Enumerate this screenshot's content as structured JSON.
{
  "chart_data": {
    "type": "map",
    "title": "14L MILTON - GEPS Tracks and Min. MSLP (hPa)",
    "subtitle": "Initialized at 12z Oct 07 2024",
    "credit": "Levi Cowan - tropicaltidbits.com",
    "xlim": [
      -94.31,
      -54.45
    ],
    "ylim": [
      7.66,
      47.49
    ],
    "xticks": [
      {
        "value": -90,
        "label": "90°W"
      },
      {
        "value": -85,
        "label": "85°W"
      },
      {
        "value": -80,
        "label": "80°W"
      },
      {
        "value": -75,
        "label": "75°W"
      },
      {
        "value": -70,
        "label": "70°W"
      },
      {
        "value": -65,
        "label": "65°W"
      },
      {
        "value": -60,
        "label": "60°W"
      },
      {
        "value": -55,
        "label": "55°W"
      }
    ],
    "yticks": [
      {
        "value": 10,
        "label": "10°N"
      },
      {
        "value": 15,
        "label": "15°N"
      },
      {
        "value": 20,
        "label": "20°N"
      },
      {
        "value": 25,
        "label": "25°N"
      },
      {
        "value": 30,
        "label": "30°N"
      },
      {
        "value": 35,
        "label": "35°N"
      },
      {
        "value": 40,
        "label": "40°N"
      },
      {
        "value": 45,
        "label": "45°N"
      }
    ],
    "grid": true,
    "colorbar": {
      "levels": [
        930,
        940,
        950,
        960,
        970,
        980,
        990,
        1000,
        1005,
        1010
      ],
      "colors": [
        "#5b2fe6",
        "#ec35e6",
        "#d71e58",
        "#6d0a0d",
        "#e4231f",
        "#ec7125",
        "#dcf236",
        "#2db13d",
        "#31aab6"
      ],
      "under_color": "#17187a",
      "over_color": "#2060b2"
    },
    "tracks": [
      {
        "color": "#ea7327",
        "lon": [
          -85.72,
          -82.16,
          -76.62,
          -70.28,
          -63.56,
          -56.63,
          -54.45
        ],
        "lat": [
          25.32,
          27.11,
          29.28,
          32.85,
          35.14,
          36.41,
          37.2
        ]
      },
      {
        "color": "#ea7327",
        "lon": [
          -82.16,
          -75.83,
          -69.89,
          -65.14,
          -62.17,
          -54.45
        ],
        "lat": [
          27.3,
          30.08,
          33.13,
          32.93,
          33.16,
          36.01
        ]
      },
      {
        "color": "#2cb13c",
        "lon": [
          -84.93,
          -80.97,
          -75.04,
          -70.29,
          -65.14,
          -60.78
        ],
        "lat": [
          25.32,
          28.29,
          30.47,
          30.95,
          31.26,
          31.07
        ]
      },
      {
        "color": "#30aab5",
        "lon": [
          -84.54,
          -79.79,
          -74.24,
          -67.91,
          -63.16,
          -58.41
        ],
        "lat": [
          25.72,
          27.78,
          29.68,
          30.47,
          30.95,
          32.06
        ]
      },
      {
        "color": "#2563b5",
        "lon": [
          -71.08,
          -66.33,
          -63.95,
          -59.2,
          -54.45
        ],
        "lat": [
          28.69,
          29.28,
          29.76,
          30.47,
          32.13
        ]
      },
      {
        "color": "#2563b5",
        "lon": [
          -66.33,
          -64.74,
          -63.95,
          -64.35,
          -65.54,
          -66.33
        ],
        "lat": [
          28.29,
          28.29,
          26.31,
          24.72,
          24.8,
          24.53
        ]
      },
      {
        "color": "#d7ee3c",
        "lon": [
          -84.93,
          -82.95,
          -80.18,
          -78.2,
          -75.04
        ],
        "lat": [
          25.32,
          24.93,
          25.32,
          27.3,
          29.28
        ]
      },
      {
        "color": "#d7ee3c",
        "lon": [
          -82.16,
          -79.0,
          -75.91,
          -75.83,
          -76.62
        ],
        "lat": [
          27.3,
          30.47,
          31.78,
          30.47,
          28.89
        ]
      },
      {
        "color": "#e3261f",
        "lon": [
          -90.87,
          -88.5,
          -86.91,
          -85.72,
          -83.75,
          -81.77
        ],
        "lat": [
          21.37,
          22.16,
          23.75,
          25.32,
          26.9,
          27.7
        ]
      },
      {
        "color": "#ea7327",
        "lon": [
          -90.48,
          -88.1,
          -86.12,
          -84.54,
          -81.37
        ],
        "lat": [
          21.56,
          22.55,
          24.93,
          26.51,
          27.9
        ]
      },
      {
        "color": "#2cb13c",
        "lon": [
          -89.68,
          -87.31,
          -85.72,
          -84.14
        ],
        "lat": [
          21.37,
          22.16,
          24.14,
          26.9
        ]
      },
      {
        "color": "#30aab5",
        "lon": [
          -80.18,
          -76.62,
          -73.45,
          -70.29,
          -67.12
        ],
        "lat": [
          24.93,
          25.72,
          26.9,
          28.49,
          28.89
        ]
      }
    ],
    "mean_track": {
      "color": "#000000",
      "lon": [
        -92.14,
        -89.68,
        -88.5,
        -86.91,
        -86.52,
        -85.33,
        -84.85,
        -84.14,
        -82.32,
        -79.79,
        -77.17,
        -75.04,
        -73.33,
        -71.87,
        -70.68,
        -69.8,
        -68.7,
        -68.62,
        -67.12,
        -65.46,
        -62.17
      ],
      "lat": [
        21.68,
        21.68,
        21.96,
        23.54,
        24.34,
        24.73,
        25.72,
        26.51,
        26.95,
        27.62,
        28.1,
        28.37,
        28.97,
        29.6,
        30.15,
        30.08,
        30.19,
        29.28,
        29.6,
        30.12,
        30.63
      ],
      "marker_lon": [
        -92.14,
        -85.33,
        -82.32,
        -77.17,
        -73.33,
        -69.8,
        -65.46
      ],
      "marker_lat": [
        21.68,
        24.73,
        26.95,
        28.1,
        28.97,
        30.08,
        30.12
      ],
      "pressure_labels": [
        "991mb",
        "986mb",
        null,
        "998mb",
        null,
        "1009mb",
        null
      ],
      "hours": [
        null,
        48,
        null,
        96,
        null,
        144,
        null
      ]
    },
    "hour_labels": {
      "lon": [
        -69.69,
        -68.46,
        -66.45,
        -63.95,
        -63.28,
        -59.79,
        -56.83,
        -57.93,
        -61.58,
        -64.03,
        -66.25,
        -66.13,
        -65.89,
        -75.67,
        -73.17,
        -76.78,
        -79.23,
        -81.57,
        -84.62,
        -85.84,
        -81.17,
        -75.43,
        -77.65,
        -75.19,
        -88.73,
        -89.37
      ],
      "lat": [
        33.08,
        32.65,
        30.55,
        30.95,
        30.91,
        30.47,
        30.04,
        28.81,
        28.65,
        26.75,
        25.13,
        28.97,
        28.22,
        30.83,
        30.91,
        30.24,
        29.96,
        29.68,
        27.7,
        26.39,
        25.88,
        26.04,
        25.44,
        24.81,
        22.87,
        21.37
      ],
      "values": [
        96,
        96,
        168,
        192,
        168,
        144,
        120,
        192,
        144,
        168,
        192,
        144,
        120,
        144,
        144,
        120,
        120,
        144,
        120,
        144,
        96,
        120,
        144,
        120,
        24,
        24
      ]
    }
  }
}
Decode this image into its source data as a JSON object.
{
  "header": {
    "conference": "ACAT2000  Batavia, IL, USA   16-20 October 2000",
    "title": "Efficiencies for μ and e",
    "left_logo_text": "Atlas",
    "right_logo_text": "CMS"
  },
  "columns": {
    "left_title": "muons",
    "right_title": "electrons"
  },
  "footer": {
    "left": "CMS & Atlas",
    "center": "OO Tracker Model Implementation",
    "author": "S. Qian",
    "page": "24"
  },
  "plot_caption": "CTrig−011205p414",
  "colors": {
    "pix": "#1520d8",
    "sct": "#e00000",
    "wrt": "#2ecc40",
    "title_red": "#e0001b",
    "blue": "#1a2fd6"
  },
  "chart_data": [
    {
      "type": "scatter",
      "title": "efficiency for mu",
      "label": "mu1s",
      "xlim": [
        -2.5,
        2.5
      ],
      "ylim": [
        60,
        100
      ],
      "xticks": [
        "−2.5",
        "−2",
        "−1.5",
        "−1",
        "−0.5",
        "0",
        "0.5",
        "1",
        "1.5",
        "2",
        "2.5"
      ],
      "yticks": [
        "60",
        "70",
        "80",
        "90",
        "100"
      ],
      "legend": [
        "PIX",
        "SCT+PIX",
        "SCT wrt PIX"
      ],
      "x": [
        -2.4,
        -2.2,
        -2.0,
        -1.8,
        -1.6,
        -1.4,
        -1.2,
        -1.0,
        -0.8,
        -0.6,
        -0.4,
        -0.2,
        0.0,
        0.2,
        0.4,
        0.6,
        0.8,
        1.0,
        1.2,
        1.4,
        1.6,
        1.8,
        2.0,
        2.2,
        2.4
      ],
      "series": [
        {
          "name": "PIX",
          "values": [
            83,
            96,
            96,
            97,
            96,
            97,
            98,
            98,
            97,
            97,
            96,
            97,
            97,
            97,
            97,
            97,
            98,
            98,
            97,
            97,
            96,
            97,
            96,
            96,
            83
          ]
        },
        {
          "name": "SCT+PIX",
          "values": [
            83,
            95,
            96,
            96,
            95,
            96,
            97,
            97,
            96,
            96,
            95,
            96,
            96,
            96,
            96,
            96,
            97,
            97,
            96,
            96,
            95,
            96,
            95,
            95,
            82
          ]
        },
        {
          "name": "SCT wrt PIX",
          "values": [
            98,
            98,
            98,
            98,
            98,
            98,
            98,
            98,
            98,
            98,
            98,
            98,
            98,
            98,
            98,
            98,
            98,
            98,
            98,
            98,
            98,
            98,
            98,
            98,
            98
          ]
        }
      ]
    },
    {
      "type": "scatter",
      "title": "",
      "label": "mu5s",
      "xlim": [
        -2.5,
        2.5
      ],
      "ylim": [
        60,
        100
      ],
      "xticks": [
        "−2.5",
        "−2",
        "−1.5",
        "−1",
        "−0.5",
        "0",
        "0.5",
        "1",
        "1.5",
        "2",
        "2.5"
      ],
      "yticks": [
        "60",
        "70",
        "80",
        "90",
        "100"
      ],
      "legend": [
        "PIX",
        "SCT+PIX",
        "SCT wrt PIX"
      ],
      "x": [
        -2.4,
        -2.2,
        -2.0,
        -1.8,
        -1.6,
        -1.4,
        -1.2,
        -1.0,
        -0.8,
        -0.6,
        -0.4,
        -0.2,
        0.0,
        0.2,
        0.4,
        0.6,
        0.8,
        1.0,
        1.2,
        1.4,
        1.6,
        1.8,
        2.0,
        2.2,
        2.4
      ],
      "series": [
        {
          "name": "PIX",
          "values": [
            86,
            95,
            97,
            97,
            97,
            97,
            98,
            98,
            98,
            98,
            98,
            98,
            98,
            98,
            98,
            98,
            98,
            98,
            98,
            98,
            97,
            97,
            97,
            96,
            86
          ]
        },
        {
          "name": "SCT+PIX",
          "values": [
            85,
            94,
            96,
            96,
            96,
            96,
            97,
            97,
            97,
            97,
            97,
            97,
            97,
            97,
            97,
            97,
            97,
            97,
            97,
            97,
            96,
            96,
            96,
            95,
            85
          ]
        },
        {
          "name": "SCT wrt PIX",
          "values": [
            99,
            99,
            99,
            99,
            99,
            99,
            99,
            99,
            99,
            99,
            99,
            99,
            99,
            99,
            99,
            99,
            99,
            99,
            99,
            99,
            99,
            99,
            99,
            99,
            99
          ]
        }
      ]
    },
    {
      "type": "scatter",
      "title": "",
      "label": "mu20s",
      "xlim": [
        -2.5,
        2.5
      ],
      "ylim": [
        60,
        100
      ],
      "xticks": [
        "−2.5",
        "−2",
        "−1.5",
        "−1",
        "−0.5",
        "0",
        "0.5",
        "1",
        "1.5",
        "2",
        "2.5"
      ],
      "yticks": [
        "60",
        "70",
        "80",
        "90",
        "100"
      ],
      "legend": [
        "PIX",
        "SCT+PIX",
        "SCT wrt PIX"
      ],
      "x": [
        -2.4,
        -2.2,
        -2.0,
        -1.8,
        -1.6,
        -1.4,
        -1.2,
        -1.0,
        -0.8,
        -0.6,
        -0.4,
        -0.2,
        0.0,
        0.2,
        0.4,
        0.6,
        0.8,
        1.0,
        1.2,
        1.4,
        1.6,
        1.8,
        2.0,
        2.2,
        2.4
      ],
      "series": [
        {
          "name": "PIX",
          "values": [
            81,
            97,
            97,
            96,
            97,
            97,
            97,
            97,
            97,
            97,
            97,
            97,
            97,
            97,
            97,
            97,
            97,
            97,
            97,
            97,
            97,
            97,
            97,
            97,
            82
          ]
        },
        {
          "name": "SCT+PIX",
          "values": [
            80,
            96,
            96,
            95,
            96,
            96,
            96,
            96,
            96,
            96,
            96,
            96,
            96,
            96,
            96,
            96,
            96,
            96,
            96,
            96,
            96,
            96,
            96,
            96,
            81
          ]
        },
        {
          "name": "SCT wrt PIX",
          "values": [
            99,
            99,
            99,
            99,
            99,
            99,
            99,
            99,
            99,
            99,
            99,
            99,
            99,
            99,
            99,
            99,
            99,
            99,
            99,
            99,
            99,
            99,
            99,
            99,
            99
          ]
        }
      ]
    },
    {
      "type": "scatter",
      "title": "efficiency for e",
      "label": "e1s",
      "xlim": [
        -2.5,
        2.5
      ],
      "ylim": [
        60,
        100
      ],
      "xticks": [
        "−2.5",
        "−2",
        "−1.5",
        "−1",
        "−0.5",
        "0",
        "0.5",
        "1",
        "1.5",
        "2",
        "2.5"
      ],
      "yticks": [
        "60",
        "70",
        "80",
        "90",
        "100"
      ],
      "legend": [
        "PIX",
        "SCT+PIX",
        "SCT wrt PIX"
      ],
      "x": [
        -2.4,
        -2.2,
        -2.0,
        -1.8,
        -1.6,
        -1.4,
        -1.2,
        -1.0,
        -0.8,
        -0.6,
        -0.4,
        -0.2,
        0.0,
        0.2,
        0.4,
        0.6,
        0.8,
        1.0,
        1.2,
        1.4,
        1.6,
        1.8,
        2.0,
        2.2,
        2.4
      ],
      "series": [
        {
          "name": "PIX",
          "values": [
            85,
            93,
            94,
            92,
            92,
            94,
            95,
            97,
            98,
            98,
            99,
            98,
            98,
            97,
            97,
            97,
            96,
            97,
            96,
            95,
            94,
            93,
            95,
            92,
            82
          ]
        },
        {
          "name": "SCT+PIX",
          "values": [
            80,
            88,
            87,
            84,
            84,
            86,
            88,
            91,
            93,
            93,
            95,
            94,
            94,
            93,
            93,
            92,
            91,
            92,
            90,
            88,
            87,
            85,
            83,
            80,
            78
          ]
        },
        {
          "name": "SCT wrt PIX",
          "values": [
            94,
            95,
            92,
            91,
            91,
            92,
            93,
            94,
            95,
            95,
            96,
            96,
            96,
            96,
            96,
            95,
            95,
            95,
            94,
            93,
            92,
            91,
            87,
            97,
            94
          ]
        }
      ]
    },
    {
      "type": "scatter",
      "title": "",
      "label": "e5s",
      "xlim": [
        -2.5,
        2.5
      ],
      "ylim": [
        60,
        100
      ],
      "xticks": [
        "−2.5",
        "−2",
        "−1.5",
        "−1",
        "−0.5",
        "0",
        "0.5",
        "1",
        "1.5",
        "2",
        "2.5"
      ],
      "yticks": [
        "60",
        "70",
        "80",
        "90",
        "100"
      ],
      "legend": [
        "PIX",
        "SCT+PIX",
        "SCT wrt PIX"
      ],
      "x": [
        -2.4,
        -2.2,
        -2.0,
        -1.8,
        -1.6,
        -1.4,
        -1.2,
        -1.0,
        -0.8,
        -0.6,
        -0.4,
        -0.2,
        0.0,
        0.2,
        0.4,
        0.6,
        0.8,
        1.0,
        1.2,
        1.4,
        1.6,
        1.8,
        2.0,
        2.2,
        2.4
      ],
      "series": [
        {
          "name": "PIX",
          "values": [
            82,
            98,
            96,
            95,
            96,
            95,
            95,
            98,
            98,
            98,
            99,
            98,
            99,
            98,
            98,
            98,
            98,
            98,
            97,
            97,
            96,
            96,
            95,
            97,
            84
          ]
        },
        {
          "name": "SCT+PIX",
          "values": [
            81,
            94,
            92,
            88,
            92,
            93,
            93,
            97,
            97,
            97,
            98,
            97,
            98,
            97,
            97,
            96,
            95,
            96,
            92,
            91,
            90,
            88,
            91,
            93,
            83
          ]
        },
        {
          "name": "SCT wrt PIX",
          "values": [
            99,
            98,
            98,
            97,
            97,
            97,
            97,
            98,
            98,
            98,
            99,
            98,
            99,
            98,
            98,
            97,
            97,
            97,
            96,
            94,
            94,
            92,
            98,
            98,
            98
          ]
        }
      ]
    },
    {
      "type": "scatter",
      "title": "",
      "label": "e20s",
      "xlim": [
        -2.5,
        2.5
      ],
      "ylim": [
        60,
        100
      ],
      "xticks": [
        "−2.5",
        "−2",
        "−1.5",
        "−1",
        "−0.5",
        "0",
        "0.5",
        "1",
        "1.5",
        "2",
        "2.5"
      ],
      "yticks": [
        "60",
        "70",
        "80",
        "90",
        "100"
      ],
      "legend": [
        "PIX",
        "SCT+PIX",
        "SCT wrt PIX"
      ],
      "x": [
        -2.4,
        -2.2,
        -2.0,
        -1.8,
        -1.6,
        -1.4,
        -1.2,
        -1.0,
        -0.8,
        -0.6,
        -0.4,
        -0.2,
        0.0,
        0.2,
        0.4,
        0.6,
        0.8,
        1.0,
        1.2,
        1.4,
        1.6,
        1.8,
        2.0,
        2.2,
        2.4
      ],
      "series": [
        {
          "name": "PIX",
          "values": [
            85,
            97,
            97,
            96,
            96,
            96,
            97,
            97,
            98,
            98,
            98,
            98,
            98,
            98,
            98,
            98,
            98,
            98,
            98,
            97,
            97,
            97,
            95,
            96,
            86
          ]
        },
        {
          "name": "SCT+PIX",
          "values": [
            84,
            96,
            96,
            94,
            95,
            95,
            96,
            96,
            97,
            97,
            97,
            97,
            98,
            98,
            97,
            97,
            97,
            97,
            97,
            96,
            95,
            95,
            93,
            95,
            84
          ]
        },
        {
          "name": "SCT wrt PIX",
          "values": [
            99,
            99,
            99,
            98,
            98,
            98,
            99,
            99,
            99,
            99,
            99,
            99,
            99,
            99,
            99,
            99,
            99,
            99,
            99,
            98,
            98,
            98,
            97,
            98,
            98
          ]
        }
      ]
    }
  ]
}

---------------

Using the records above, pull out each line where the word "this" occurs.

** EXPECTED ANSWER **
Enumerate this screenshot's content as structured JSON.
Decode this image into its source data as a JSON object.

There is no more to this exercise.